Reformat the lines below as a numbered list, dropping any blank lines, and omit the picture placeholders from the output.

(Information shown):

** Start **

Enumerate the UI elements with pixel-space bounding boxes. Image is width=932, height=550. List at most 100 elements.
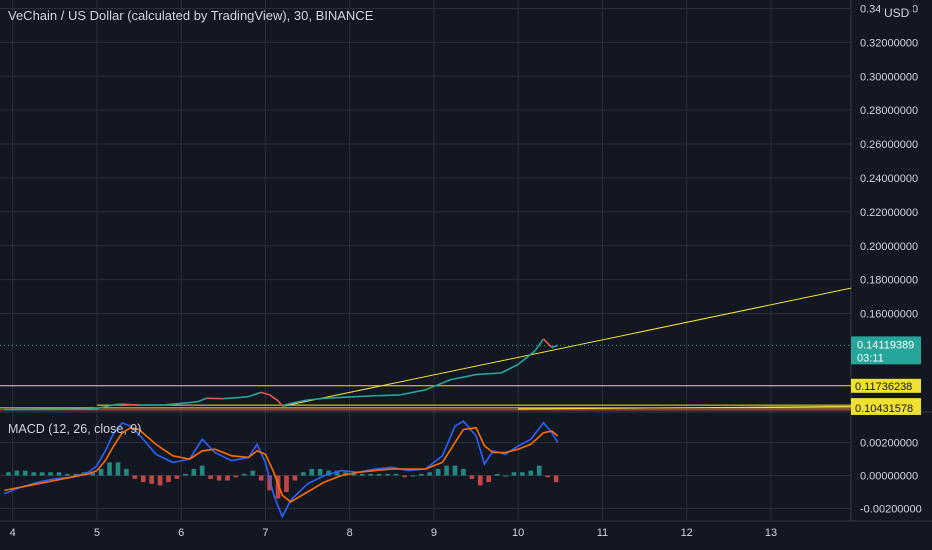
macd-histogram-bar — [393, 473, 399, 476]
price-series-segment — [534, 338, 545, 352]
price-series-segment — [500, 363, 519, 374]
macd-line — [3, 420, 559, 519]
macd-signal-line — [4, 426, 559, 503]
macd-histogram-bar — [90, 472, 96, 476]
price-axis-tick-label: 0.20000000 — [860, 241, 918, 253]
level-price-label-box[interactable] — [851, 378, 921, 393]
price-series-segment — [277, 400, 283, 407]
time-axis-tick-label: 12 — [681, 527, 693, 539]
price-series-segment — [122, 403, 140, 406]
macd-histogram-bar — [376, 473, 382, 476]
time-axis-tick-label: 5 — [94, 527, 100, 539]
macd-histogram-bar — [166, 475, 171, 483]
macd-histogram-bar — [191, 468, 197, 476]
macd-histogram-bar — [343, 472, 348, 476]
macd-histogram-bar — [477, 475, 483, 486]
macd-histogram-bar — [132, 475, 138, 479]
macd-histogram-bar — [65, 473, 70, 476]
price-series-segment — [517, 350, 536, 366]
macd-histogram-bar — [326, 470, 331, 476]
price-axis-tick-label: 0.30000000 — [860, 71, 918, 83]
price-series-segment — [113, 403, 123, 406]
price-series-segment — [425, 378, 452, 391]
price-axis-tick-label: 0.16000000 — [860, 309, 918, 321]
macd-histogram-bar — [174, 475, 180, 479]
macd-histogram-bar — [225, 475, 230, 481]
price-series-segment — [88, 407, 97, 410]
macd-histogram-bar — [115, 462, 121, 476]
time-axis-tick-label: 10 — [512, 527, 524, 539]
price-series-segment — [197, 397, 207, 403]
time-axis-tick-label: 4 — [10, 527, 16, 539]
price-axis-tick-label: 0.18000000 — [860, 275, 918, 287]
macd-histogram-bar — [275, 475, 281, 499]
macd-histogram-bar — [309, 468, 315, 476]
macd-histogram-bar — [56, 472, 62, 476]
price-series-segment — [248, 391, 262, 398]
macd-axis-tick-label: 0.00000000 — [860, 471, 918, 483]
macd-histogram-bar — [242, 473, 247, 476]
macd-histogram-bar — [402, 475, 407, 478]
macd-histogram-bar — [233, 475, 239, 478]
last-price-label-box[interactable] — [851, 336, 921, 365]
time-axis-tick-label: 11 — [597, 527, 608, 539]
macd-histogram-bar — [208, 475, 213, 479]
macd-histogram-bar — [359, 473, 365, 476]
macd-histogram-bar — [292, 475, 298, 481]
macd-histogram-bar — [183, 473, 188, 476]
macd-histogram-bar — [545, 475, 550, 478]
price-series-segment — [290, 399, 308, 405]
macd-histogram-bar — [469, 475, 475, 479]
price-series-segment — [164, 402, 182, 406]
price-series-segment — [260, 391, 270, 396]
macd-histogram-bar — [427, 472, 433, 476]
macd-histogram-bar — [486, 475, 492, 483]
time-axis-tick-label: 9 — [431, 527, 437, 539]
macd-histogram-bar — [73, 473, 79, 476]
level-price-label: 0.10431578 — [855, 403, 913, 415]
price-series-segment — [551, 344, 559, 349]
macd-histogram-bar — [301, 472, 306, 476]
macd-histogram-bar — [98, 468, 104, 476]
price-axis-tick-label: 0.28000000 — [860, 105, 918, 117]
macd-histogram-bar — [418, 473, 424, 476]
macd-histogram-bar — [385, 473, 390, 476]
price-series-segment — [96, 405, 106, 410]
macd-histogram-bar — [461, 468, 466, 476]
macd-histogram-bar — [520, 472, 525, 476]
macd-histogram-bar — [494, 473, 500, 476]
price-series-segment — [223, 396, 241, 400]
macd-histogram-bar — [553, 475, 559, 483]
macd-title[interactable]: MACD (12, 26, close, 9) — [8, 422, 142, 436]
macd-histogram-bar — [31, 472, 37, 476]
macd-histogram-bar — [140, 475, 146, 483]
price-axis-tick-label: 0.22000000 — [860, 207, 918, 219]
macd-histogram-bar — [452, 465, 458, 476]
macd-axis-tick-label: -0.00200000 — [860, 503, 922, 515]
trend-line[interactable] — [282, 287, 852, 407]
level-price-label-box[interactable] — [851, 400, 921, 415]
currency-label[interactable]: USD — [880, 5, 914, 21]
macd-histogram-bar — [284, 475, 289, 493]
macd-histogram-bar — [22, 470, 28, 476]
macd-axis-tick-label: 0.00200000 — [860, 438, 918, 450]
macd-histogram-bar — [107, 462, 112, 476]
trend-line[interactable] — [518, 405, 852, 410]
price-axis-tick-label: 0.24000000 — [860, 173, 918, 185]
price-series-segment — [476, 372, 502, 376]
last-price-countdown: 03:11 — [857, 352, 884, 364]
time-axis-tick-label: 8 — [347, 527, 353, 539]
price-series-segment — [450, 373, 477, 381]
time-axis-tick-label: 7 — [262, 527, 268, 539]
macd-histogram-bar — [258, 475, 264, 481]
macd-histogram-bar — [368, 473, 374, 476]
macd-histogram-bar — [444, 465, 449, 476]
price-series-segment — [282, 402, 291, 407]
macd-histogram-bar — [511, 472, 517, 476]
price-series-segment — [307, 397, 325, 401]
last-price-label: 0.14119389 — [857, 339, 914, 351]
price-series-segment — [374, 394, 401, 397]
price-axis-tick-label: 0.32000000 — [860, 37, 918, 49]
macd-histogram-bar — [6, 472, 11, 476]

** End **

(Response below):
1. Enumerate the UI elements with pixel-space bounding boxes. Image is width=932, height=550. List at most 100 elements.
2. macd-histogram-bar — [393, 473, 399, 476]
3. price-series-segment — [534, 338, 545, 352]
4. price-series-segment — [500, 363, 519, 374]
5. macd-line — [3, 420, 559, 519]
6. macd-signal-line — [4, 426, 559, 503]
7. macd-histogram-bar — [90, 472, 96, 476]
8. price-axis-tick-label: 0.20000000 — [860, 241, 918, 253]
9. level-price-label-box[interactable] — [851, 378, 921, 393]
10. price-series-segment — [277, 400, 283, 407]
11. time-axis-tick-label: 12 — [681, 527, 693, 539]
12. price-series-segment — [122, 403, 140, 406]
13. macd-histogram-bar — [376, 473, 382, 476]
14. time-axis-tick-label: 5 — [94, 527, 100, 539]
15. macd-histogram-bar — [166, 475, 171, 483]
16. macd-histogram-bar — [191, 468, 197, 476]
17. macd-histogram-bar — [343, 472, 348, 476]
18. macd-histogram-bar — [477, 475, 483, 486]
19. macd-histogram-bar — [132, 475, 138, 479]
20. macd-histogram-bar — [65, 473, 70, 476]
21. price-series-segment — [517, 350, 536, 366]
22. macd-histogram-bar — [326, 470, 331, 476]
23. price-axis-tick-label: 0.30000000 — [860, 71, 918, 83]
24. price-series-segment — [113, 403, 123, 406]
25. price-series-segment — [425, 378, 452, 391]
26. price-axis-tick-label: 0.16000000 — [860, 309, 918, 321]
27. macd-histogram-bar — [174, 475, 180, 479]
28. macd-histogram-bar — [225, 475, 230, 481]
29. price-series-segment — [88, 407, 97, 410]
30. macd-histogram-bar — [115, 462, 121, 476]
31. time-axis-tick-label: 10 — [512, 527, 524, 539]
32. price-series-segment — [197, 397, 207, 403]
33. time-axis-tick-label: 4 — [10, 527, 16, 539]
34. price-axis-tick-label: 0.18000000 — [860, 275, 918, 287]
35. macd-histogram-bar — [275, 475, 281, 499]
36. macd-histogram-bar — [309, 468, 315, 476]
37. macd-histogram-bar — [56, 472, 62, 476]
38. price-series-segment — [248, 391, 262, 398]
39. macd-axis-tick-label: 0.00000000 — [860, 471, 918, 483]
40. macd-histogram-bar — [242, 473, 247, 476]
41. macd-histogram-bar — [402, 475, 407, 478]
42. macd-histogram-bar — [233, 475, 239, 478]
43. last-price-label-box[interactable] — [851, 336, 921, 365]
44. time-axis-tick-label: 11 — [597, 527, 608, 539]
45. macd-histogram-bar — [208, 475, 213, 479]
46. macd-histogram-bar — [359, 473, 365, 476]
47. macd-histogram-bar — [292, 475, 298, 481]
48. macd-histogram-bar — [183, 473, 188, 476]
49. macd-histogram-bar — [545, 475, 550, 478]
50. price-series-segment — [290, 399, 308, 405]
51. macd-histogram-bar — [469, 475, 475, 479]
52. price-series-segment — [164, 402, 182, 406]
53. price-series-segment — [260, 391, 270, 396]
54. macd-histogram-bar — [427, 472, 433, 476]
55. macd-histogram-bar — [486, 475, 492, 483]
56. time-axis-tick-label: 9 — [431, 527, 437, 539]
57. macd-histogram-bar — [73, 473, 79, 476]
58. level-price-label: 0.10431578 — [855, 403, 913, 415]
59. price-series-segment — [551, 344, 559, 349]
60. macd-histogram-bar — [301, 472, 306, 476]
61. macd-histogram-bar — [98, 468, 104, 476]
62. price-axis-tick-label: 0.28000000 — [860, 105, 918, 117]
63. macd-histogram-bar — [418, 473, 424, 476]
64. macd-histogram-bar — [385, 473, 390, 476]
65. price-series-segment — [96, 405, 106, 410]
66. macd-histogram-bar — [461, 468, 466, 476]
67. macd-histogram-bar — [520, 472, 525, 476]
68. macd-histogram-bar — [494, 473, 500, 476]
69. price-series-segment — [223, 396, 241, 400]
70. macd-histogram-bar — [553, 475, 559, 483]
71. macd-title[interactable]: MACD (12, 26, close, 9) — [8, 422, 142, 436]
72. macd-histogram-bar — [31, 472, 37, 476]
73. macd-histogram-bar — [140, 475, 146, 483]
74. price-axis-tick-label: 0.22000000 — [860, 207, 918, 219]
75. macd-histogram-bar — [452, 465, 458, 476]
76. macd-axis-tick-label: -0.00200000 — [860, 503, 922, 515]
77. trend-line[interactable] — [282, 287, 852, 407]
78. level-price-label-box[interactable] — [851, 400, 921, 415]
79. currency-label[interactable]: USD — [880, 5, 914, 21]
80. macd-histogram-bar — [284, 475, 289, 493]
81. macd-histogram-bar — [22, 470, 28, 476]
82. macd-axis-tick-label: 0.00200000 — [860, 438, 918, 450]
83. macd-histogram-bar — [107, 462, 112, 476]
84. trend-line[interactable] — [518, 405, 852, 410]
85. price-axis-tick-label: 0.24000000 — [860, 173, 918, 185]
86. price-series-segment — [476, 372, 502, 376]
87. last-price-countdown: 03:11 — [857, 352, 884, 364]
88. time-axis-tick-label: 8 — [347, 527, 353, 539]
89. price-series-segment — [450, 373, 477, 381]
90. time-axis-tick-label: 7 — [262, 527, 268, 539]
91. macd-histogram-bar — [258, 475, 264, 481]
92. macd-histogram-bar — [368, 473, 374, 476]
93. macd-histogram-bar — [444, 465, 449, 476]
94. price-series-segment — [282, 402, 291, 407]
95. macd-histogram-bar — [511, 472, 517, 476]
96. price-series-segment — [307, 397, 325, 401]
97. last-price-label: 0.14119389 — [857, 339, 914, 351]
98. price-series-segment — [374, 394, 401, 397]
99. price-axis-tick-label: 0.32000000 — [860, 37, 918, 49]
100. macd-histogram-bar — [6, 472, 11, 476]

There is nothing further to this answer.